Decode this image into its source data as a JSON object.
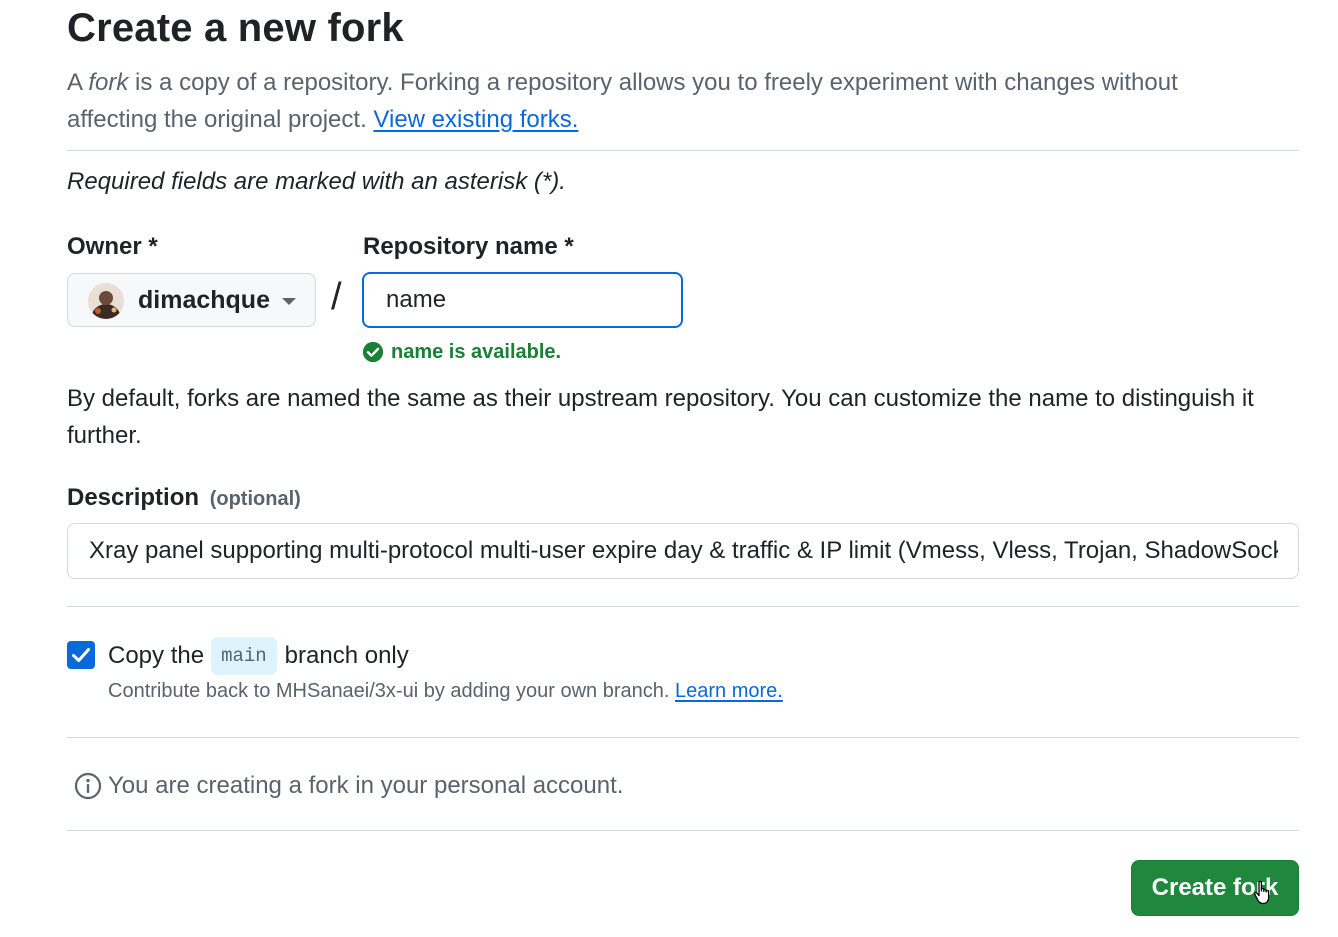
{
  "page": {
    "title": "Create a new fork",
    "intro_prefix": "A",
    "intro_fork_word": "fork",
    "intro_rest": "is a copy of a repository. Forking a repository allows you to freely experiment with changes without affecting the original project.",
    "view_forks_link": "View existing forks."
  },
  "form": {
    "required_note": "Required fields are marked with an asterisk (*).",
    "owner_label": "Owner *",
    "owner_value": "dimachque",
    "owner_avatar_icon": "user-avatar",
    "separator": "/",
    "repo_label": "Repository name *",
    "repo_value": "name",
    "availability_icon": "check-circle-fill-icon",
    "availability_message": "name is available.",
    "help_text": "By default, forks are named the same as their upstream repository. You can customize the name to distinguish it further.",
    "description_label": "Description",
    "description_optional": "(optional)",
    "description_value": "Xray panel supporting multi-protocol multi-user expire day & traffic & IP limit (Vmess, Vless, Trojan, ShadowSocks, Wireguard)"
  },
  "copy_branch": {
    "checked": true,
    "label_before": "Copy the",
    "branch": "main",
    "label_after": "branch only",
    "sub_text": "Contribute back to MHSanaei/3x-ui by adding your own branch.",
    "learn_more": "Learn more."
  },
  "notice": {
    "icon": "info-icon",
    "text": "You are creating a fork in your personal account."
  },
  "actions": {
    "create_label": "Create fork"
  },
  "colors": {
    "primary_button": "#1f883d",
    "link": "#0969da",
    "success": "#1a7f37",
    "focus_border": "#0969da",
    "muted_text": "#59636e"
  }
}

* * * * * * *

Give back all entries exactly. No pictures belong in the copy.

### ANSWER TO THE TASK
Decode this image into its source data as a JSON object.
{
  "page": {
    "title": "Create a new fork",
    "intro_prefix": "A",
    "intro_fork_word": "fork",
    "intro_rest": "is a copy of a repository. Forking a repository allows you to freely experiment with changes without affecting the original project.",
    "view_forks_link": "View existing forks."
  },
  "form": {
    "required_note": "Required fields are marked with an asterisk (*).",
    "owner_label": "Owner *",
    "owner_value": "dimachque",
    "owner_avatar_icon": "user-avatar",
    "separator": "/",
    "repo_label": "Repository name *",
    "repo_value": "name",
    "availability_icon": "check-circle-fill-icon",
    "availability_message": "name is available.",
    "help_text": "By default, forks are named the same as their upstream repository. You can customize the name to distinguish it further.",
    "description_label": "Description",
    "description_optional": "(optional)",
    "description_value": "Xray panel supporting multi-protocol multi-user expire day & traffic & IP limit (Vmess, Vless, Trojan, ShadowSocks, Wireguard)"
  },
  "copy_branch": {
    "checked": true,
    "label_before": "Copy the",
    "branch": "main",
    "label_after": "branch only",
    "sub_text": "Contribute back to MHSanaei/3x-ui by adding your own branch.",
    "learn_more": "Learn more."
  },
  "notice": {
    "icon": "info-icon",
    "text": "You are creating a fork in your personal account."
  },
  "actions": {
    "create_label": "Create fork"
  },
  "colors": {
    "primary_button": "#1f883d",
    "link": "#0969da",
    "success": "#1a7f37",
    "focus_border": "#0969da",
    "muted_text": "#59636e"
  }
}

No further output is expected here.